##### Exercise data #####
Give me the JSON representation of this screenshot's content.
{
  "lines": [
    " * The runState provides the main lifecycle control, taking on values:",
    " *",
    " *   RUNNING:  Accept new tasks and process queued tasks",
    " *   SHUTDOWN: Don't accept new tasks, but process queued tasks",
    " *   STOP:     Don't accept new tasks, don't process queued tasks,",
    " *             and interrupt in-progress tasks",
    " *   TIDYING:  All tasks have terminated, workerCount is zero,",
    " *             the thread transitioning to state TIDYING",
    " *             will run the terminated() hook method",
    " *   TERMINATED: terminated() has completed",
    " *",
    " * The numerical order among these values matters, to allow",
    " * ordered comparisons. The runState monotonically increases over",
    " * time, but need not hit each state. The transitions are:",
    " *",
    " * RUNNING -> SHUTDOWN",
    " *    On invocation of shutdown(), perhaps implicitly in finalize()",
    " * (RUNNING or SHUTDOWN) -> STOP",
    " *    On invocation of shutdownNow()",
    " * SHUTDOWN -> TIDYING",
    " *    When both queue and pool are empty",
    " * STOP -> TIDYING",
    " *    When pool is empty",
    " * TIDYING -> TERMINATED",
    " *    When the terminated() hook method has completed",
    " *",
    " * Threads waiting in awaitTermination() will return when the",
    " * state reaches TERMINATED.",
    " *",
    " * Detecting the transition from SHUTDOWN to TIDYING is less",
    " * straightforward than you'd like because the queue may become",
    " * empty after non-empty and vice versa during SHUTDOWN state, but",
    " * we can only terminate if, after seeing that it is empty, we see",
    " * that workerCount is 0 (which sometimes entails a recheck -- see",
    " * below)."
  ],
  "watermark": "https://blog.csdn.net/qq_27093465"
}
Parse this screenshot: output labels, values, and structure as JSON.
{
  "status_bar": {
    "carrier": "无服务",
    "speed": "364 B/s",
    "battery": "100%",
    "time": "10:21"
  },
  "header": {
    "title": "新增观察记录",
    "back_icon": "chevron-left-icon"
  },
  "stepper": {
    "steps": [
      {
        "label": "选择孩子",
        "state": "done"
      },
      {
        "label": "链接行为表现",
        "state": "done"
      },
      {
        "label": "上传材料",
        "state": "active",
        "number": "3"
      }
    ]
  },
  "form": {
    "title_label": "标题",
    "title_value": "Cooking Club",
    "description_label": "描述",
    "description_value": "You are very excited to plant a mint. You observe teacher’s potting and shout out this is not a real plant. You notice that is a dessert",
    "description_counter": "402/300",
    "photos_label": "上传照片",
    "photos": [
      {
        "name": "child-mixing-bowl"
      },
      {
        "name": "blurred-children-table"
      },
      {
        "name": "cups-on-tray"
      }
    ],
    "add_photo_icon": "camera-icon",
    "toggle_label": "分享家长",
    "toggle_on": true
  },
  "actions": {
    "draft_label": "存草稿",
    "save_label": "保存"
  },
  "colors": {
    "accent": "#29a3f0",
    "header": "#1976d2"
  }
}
#####
### Problem to work on
Pull out every line above that holds the word "TIDYING".

### Expected answer
    " *   TIDYING:  All tasks have terminated, workerCount is zero,",
    " *             the thread transitioning to state TIDYING",
    " * SHUTDOWN -> TIDYING",
    " * STOP -> TIDYING",
    " * TIDYING -> TERMINATED",
    " * Detecting the transition from SHUTDOWN to TIDYING is less",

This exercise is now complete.